Given request:
Exclude images, then output the remaining data verbatim.
## Begin Dataset extract
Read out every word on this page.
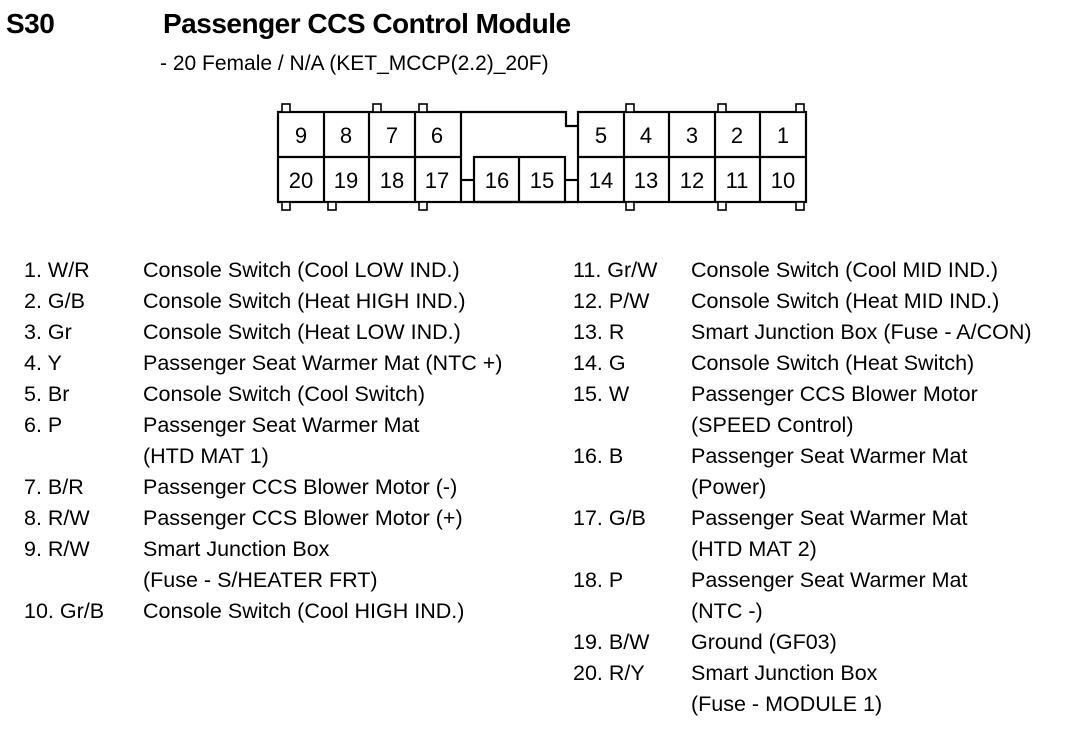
S30	Passenger CCS Control Module
- 20 Female / N/A (KET_MCCP(2.2)_20F)
9	8	7	6	5	4	3	2	1
20 19 18 17	16 15	14 13 12 11	10
1. W/R Console Switch (Cool LOW IND.)
2. G/B	Console Switch (Heat HIGH IND.)
3. Gr	Console Switch (Heat LOW IND.)
4. Y	Passenger Seat Warmer Mat (NTC +)
5. Br	Console Switch (Cool Switch)
6. P	Passenger Seat Warmer Mat
(HTD MAT 1)
7. B/R	Passenger CCS Blower Motor (-)
8. R/W Passenger CCS Blower Motor (+)
9. R/W Smart Junction Box
(Fuse - S/HEATER FRT)
10. Gr/B Console Switch (Cool HIGH IND.)
11. Gr/W Console Switch (Cool MID IND.)
12. P/W Console Switch (Heat MID IND.)
13. R	Smart Junction Box (Fuse - A/CON)
14. G	Console Switch (Heat Switch)
15. W	Passenger CCS Blower Motor
(SPEED Control)
16. B	Passenger Seat Warmer Mat
(Power)
17. G/B Passenger Seat Warmer Mat
(HTD MAT 2)
18. P	Passenger Seat Warmer Mat
(NTC -)
19. B/W Ground (GF03)
20. R/Y Smart Junction Box
(Fuse - MODULE 1)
## End Dataset extract
Output for this task:
Read out every word on this page.
S30	Passenger CCS Control Module
- 20 Female / N/A (KET_MCCP(2.2)_20F)
9	8	7	6	5	4	3	2	1
20 19 18 17	16 15	14 13 12 11	10
1. W/R Console Switch (Cool LOW IND.)
2. G/B	Console Switch (Heat HIGH IND.)
3. Gr	Console Switch (Heat LOW IND.)
4. Y	Passenger Seat Warmer Mat (NTC +)
5. Br	Console Switch (Cool Switch)
6. P	Passenger Seat Warmer Mat
(HTD MAT 1)
7. B/R	Passenger CCS Blower Motor (-)
8. R/W Passenger CCS Blower Motor (+)
9. R/W Smart Junction Box
(Fuse - S/HEATER FRT)
10. Gr/B Console Switch (Cool HIGH IND.)
11. Gr/W Console Switch (Cool MID IND.)
12. P/W Console Switch (Heat MID IND.)
13. R	Smart Junction Box (Fuse - A/CON)
14. G	Console Switch (Heat Switch)
15. W	Passenger CCS Blower Motor
(SPEED Control)
16. B	Passenger Seat Warmer Mat
(Power)
17. G/B Passenger Seat Warmer Mat
(HTD MAT 2)
18. P	Passenger Seat Warmer Mat
(NTC -)
19. B/W Ground (GF03)
20. R/Y Smart Junction Box
(Fuse - MODULE 1)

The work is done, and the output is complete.